_Task prompt_
Search the records below for the word "name" and show every line where it occurs.

=====

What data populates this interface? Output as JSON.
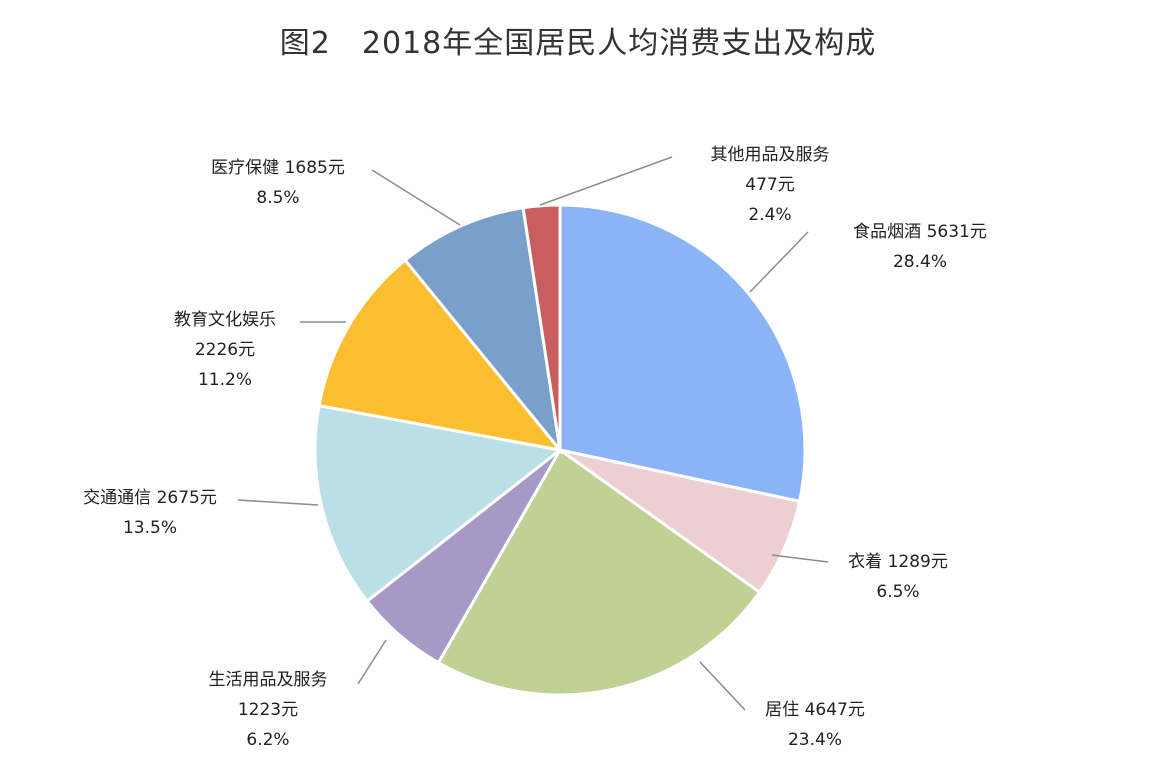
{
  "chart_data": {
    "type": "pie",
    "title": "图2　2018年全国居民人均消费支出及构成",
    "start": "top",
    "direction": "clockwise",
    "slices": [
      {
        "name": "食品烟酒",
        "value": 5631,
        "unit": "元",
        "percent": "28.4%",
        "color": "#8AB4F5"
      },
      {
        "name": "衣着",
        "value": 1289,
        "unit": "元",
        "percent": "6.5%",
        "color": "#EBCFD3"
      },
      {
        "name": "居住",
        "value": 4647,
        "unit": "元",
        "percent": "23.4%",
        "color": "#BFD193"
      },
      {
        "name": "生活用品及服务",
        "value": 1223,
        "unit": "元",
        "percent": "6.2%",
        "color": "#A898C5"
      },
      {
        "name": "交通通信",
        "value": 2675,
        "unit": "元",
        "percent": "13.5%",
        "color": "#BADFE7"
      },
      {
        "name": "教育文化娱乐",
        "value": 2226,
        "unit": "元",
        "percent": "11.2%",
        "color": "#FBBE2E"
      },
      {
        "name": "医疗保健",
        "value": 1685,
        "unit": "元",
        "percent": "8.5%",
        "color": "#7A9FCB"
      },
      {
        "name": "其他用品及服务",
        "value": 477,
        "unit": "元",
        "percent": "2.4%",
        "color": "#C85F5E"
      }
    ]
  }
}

=====

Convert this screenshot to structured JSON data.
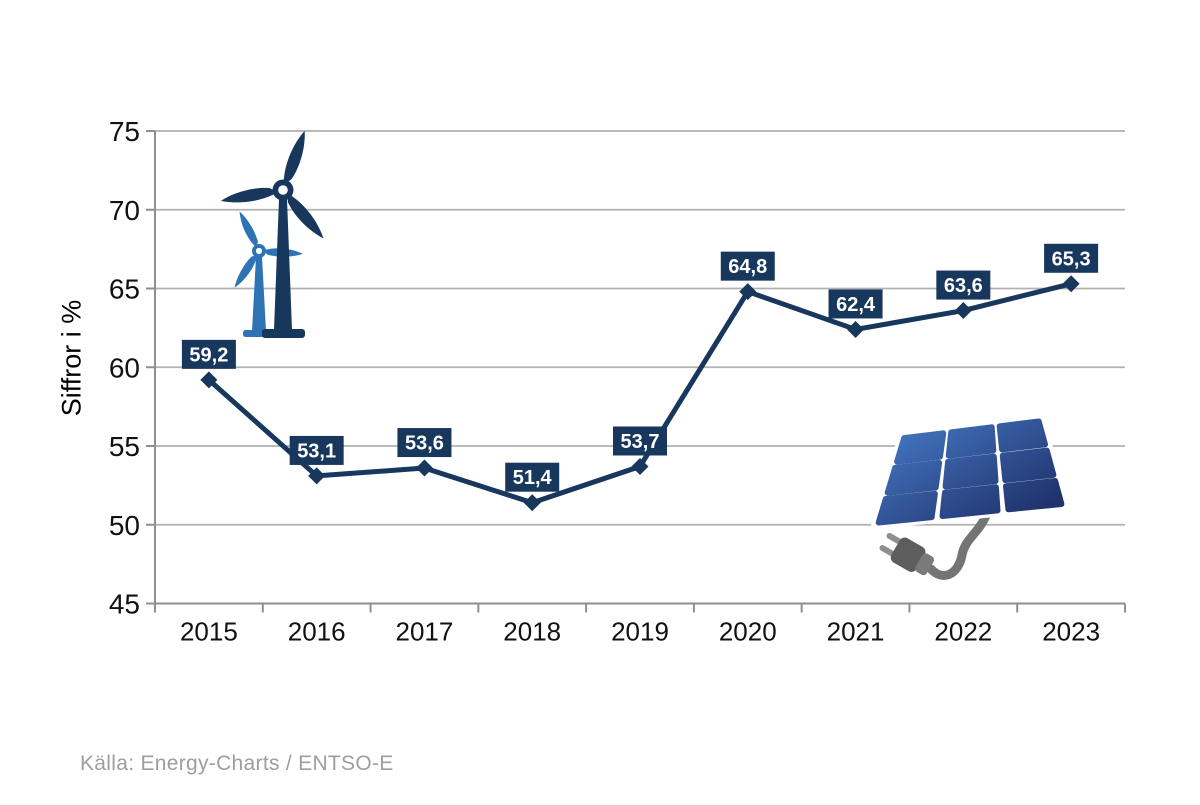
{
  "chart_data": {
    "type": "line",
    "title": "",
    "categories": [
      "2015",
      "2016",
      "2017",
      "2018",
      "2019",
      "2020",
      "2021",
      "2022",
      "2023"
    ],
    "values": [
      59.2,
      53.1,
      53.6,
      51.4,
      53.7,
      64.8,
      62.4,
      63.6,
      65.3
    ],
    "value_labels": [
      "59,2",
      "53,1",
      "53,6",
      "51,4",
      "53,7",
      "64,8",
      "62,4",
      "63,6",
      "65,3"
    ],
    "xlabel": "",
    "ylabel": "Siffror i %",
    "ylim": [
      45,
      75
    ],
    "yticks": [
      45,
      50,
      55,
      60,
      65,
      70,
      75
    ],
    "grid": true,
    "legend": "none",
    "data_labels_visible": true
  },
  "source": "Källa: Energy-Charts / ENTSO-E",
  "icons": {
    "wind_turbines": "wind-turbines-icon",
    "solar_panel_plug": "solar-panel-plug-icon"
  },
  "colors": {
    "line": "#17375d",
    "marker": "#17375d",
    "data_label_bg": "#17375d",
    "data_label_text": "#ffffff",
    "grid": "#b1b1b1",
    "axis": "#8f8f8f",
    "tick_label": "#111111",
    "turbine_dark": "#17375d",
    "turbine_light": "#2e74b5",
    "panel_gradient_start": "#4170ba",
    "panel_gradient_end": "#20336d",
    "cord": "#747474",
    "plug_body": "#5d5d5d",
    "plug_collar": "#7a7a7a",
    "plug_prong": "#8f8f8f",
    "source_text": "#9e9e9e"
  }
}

=====

_Problem solution_
        "name": "食品烟酒",
        "name": "衣着",
        "name": "居住",
        "name": "生活用品及服务",
        "name": "交通通信",
        "name": "教育文化娱乐",
        "name": "医疗保健",
        "name": "其他用品及服务",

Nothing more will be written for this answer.